* Passage
——————

Evaluation of $\int_0^{\pi/4} \sqrt{\tan x} \sqrt{1-\tan x}\,\,dx$

How to evaluate the following integral $$\int_0^{\pi/4} \sqrt{\tan x} \sqrt{1-\tan x}\,\,dx$$ It looks like beta function but Wolfram Alpha cannot evaluate it. So, I computed the numerical value of integral above to 70 digits using Wolfram Alpha and I used the result to find its closed-form. The possible candidate closed-form from Wolfram Alpha is $$\pi\sqrt{\frac{1+\sqrt{2}}{2}}-\pi$$ Is this true? If so, how to prove it?

——————

[Labeled region entries]

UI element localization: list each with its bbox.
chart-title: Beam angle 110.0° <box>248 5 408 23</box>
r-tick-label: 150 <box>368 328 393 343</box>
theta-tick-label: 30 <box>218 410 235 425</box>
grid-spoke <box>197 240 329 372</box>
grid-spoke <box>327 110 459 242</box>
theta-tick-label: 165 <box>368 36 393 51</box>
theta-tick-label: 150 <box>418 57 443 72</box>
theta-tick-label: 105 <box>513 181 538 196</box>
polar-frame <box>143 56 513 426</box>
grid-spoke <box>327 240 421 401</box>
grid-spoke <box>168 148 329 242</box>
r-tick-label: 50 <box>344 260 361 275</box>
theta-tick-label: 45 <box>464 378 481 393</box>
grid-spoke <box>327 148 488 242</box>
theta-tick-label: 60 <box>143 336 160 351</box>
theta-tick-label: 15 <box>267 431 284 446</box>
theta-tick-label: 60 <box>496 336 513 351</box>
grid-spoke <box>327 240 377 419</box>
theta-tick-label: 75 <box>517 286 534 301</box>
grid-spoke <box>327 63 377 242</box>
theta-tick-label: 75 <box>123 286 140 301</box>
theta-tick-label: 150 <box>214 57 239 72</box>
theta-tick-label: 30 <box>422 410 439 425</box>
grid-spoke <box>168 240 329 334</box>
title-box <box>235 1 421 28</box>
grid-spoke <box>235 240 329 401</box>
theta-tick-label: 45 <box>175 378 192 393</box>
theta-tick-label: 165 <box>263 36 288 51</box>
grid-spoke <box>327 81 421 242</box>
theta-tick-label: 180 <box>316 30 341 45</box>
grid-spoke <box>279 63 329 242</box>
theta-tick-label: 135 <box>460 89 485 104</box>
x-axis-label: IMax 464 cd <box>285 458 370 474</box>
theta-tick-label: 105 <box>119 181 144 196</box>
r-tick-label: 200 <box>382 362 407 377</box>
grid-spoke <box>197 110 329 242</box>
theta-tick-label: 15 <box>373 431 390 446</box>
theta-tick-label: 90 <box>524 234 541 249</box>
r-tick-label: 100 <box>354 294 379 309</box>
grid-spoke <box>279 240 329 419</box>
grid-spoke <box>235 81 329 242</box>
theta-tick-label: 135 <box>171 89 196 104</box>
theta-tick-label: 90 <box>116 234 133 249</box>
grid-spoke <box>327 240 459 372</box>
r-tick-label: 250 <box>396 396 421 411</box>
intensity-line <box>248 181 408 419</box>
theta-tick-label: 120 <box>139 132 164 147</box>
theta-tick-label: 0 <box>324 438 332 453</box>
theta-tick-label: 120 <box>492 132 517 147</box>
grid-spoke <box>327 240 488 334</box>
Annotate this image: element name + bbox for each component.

——————

* Tasks and exercises
**A)** Reproduce the integral question in full, without any changes.
**B)** Write out the entries verbatim, from the first line of the entries down to the line that contains "x-axis-label: IMax 464", including both ends.

* Solutions
**A)**
Evaluation of $\int_0^{\pi/4} \sqrt{\tan x} \sqrt{1-\tan x}\,\,dx$

How to evaluate the following integral $$\int_0^{\pi/4} \sqrt{\tan x} \sqrt{1-\tan x}\,\,dx$$ It looks like beta function but Wolfram Alpha cannot evaluate it. So, I computed the numerical value of integral above to 70 digits using Wolfram Alpha and I used the result to find its closed-form. The possible candidate closed-form from Wolfram Alpha is $$\pi\sqrt{\frac{1+\sqrt{2}}{2}}-\pi$$ Is this true? If so, how to prove it?

**B)**
UI element localization: list each with its bbox.
chart-title: Beam angle 110.0° <box>248 5 408 23</box>
r-tick-label: 150 <box>368 328 393 343</box>
theta-tick-label: 30 <box>218 410 235 425</box>
grid-spoke <box>197 240 329 372</box>
grid-spoke <box>327 110 459 242</box>
theta-tick-label: 165 <box>368 36 393 51</box>
theta-tick-label: 150 <box>418 57 443 72</box>
theta-tick-label: 105 <box>513 181 538 196</box>
polar-frame <box>143 56 513 426</box>
grid-spoke <box>327 240 421 401</box>
grid-spoke <box>168 148 329 242</box>
r-tick-label: 50 <box>344 260 361 275</box>
theta-tick-label: 45 <box>464 378 481 393</box>
grid-spoke <box>327 148 488 242</box>
theta-tick-label: 60 <box>143 336 160 351</box>
theta-tick-label: 15 <box>267 431 284 446</box>
theta-tick-label: 60 <box>496 336 513 351</box>
grid-spoke <box>327 240 377 419</box>
theta-tick-label: 75 <box>517 286 534 301</box>
grid-spoke <box>327 63 377 242</box>
theta-tick-label: 75 <box>123 286 140 301</box>
theta-tick-label: 150 <box>214 57 239 72</box>
theta-tick-label: 30 <box>422 410 439 425</box>
grid-spoke <box>168 240 329 334</box>
title-box <box>235 1 421 28</box>
grid-spoke <box>235 240 329 401</box>
theta-tick-label: 45 <box>175 378 192 393</box>
theta-tick-label: 165 <box>263 36 288 51</box>
grid-spoke <box>327 81 421 242</box>
theta-tick-label: 180 <box>316 30 341 45</box>
grid-spoke <box>279 63 329 242</box>
theta-tick-label: 135 <box>460 89 485 104</box>
x-axis-label: IMax 464 cd <box>285 458 370 474</box>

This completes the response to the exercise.